**** Working data ****

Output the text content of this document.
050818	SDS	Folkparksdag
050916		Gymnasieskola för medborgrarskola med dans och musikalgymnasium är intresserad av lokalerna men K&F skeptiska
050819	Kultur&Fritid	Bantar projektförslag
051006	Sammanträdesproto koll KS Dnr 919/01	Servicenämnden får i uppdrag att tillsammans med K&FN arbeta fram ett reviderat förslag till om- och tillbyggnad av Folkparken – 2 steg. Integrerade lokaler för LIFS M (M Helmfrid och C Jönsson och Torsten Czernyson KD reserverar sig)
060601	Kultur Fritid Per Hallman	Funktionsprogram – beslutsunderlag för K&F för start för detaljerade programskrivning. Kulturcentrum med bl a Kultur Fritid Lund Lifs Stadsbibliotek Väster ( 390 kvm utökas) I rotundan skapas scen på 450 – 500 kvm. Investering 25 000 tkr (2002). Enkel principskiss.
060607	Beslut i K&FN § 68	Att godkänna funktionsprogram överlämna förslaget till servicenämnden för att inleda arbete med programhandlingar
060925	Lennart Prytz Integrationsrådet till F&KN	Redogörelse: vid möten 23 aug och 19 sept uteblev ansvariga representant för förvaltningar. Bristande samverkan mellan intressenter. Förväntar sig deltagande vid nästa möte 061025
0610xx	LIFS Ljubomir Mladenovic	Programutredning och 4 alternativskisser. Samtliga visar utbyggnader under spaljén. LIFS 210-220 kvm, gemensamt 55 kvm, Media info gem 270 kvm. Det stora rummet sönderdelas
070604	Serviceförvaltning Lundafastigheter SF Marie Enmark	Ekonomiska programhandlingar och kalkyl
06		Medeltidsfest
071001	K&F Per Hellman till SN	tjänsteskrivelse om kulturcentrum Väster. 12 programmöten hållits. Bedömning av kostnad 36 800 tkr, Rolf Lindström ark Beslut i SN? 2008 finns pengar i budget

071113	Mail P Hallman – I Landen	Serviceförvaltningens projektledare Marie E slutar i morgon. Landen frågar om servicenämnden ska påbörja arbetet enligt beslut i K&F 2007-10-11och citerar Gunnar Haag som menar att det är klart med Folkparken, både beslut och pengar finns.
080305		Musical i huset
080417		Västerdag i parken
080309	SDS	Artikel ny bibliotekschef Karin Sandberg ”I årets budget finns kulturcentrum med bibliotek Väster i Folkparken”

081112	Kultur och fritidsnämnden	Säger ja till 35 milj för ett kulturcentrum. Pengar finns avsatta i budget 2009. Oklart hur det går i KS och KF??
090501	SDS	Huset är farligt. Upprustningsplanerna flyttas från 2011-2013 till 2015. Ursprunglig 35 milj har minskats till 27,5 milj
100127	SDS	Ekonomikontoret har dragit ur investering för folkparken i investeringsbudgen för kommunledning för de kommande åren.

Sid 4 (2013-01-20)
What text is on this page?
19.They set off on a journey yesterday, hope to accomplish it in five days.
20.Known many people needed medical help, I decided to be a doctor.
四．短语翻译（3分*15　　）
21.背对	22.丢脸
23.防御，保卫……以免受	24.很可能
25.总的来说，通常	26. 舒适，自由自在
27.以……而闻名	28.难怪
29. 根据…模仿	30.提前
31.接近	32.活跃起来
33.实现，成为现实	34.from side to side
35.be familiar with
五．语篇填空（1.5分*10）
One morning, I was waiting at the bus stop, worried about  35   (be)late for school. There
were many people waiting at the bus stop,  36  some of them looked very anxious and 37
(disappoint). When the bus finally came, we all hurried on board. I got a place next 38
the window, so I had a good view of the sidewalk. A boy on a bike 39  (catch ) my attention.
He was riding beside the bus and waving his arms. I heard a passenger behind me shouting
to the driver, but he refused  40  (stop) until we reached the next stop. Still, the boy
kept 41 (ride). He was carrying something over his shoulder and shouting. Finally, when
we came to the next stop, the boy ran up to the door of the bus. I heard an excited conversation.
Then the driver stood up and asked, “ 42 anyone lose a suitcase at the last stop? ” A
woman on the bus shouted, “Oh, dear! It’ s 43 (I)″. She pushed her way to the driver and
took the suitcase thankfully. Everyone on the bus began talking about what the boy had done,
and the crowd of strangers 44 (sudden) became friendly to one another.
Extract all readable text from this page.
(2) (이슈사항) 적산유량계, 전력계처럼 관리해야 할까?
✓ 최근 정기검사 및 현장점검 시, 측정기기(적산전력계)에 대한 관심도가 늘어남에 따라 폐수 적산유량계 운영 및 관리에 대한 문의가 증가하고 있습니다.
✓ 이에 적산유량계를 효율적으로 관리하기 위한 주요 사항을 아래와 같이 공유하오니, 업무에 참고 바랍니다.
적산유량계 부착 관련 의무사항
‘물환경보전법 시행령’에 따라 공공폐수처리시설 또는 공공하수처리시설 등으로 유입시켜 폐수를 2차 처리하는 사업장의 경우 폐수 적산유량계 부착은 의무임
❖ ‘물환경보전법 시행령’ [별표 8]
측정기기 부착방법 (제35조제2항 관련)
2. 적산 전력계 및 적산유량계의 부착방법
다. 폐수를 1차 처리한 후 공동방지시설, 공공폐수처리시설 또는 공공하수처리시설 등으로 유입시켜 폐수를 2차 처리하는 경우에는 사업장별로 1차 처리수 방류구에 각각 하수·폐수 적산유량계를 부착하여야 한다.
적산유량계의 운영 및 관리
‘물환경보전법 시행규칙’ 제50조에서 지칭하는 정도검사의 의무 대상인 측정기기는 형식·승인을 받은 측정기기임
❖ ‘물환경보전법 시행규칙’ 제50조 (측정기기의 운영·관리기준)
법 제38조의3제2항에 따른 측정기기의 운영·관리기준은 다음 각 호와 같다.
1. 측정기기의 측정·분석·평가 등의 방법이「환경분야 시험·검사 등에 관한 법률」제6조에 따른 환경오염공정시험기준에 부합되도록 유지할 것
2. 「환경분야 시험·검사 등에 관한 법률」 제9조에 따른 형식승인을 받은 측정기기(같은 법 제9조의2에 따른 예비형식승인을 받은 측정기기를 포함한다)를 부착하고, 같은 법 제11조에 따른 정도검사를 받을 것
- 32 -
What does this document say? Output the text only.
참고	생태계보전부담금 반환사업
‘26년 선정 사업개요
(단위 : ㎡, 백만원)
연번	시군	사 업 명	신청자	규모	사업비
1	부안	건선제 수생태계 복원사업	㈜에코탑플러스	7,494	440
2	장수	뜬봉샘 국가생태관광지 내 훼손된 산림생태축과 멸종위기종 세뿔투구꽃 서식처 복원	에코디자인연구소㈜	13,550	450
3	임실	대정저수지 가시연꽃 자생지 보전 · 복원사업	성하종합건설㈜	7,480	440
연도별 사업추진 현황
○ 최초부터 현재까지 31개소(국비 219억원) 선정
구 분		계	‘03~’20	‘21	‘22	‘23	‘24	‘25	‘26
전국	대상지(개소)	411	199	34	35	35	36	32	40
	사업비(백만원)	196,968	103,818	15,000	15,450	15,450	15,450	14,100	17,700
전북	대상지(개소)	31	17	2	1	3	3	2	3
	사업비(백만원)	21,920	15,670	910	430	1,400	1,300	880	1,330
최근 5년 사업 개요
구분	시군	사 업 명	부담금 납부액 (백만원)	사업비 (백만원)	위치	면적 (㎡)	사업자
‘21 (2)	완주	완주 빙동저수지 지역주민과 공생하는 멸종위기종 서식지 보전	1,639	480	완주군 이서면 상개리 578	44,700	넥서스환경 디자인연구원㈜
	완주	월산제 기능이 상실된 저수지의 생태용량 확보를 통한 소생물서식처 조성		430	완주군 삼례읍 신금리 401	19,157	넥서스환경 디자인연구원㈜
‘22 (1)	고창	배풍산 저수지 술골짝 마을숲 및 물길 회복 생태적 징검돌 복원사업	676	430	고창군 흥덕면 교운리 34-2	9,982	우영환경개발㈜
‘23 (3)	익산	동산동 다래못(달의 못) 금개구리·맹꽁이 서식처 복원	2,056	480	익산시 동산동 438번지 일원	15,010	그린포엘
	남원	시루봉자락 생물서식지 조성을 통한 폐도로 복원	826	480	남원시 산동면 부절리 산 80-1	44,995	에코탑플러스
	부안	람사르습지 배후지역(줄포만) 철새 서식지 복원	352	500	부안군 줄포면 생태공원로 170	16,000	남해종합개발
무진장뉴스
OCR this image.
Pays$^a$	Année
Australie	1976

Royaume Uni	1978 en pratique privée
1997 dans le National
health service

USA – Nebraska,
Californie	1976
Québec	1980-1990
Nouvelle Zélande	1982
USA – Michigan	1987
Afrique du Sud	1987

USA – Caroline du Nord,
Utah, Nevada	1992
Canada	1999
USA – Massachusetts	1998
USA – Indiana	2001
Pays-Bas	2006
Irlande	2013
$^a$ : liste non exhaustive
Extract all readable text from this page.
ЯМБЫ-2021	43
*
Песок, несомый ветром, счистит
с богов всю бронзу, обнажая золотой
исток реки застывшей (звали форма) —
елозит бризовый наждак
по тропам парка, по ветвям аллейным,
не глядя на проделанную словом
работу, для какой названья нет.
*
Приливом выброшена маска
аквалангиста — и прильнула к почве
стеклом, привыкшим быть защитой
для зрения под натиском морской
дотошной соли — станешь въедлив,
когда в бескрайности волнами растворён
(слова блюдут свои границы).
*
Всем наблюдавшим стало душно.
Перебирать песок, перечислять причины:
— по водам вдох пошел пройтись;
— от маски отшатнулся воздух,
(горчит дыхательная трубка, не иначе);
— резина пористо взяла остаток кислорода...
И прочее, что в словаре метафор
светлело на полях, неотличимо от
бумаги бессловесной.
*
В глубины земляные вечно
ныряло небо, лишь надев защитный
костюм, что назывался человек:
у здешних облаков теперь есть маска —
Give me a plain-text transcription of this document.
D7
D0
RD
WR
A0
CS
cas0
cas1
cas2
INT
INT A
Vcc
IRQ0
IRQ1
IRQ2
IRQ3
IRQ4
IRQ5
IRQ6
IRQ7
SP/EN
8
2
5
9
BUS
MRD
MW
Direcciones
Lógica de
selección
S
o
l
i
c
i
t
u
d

****

Pick out each line above that includes "маска" and show it.

### [Written solution]
Приливом выброшена маска
у здешних облаков теперь есть маска —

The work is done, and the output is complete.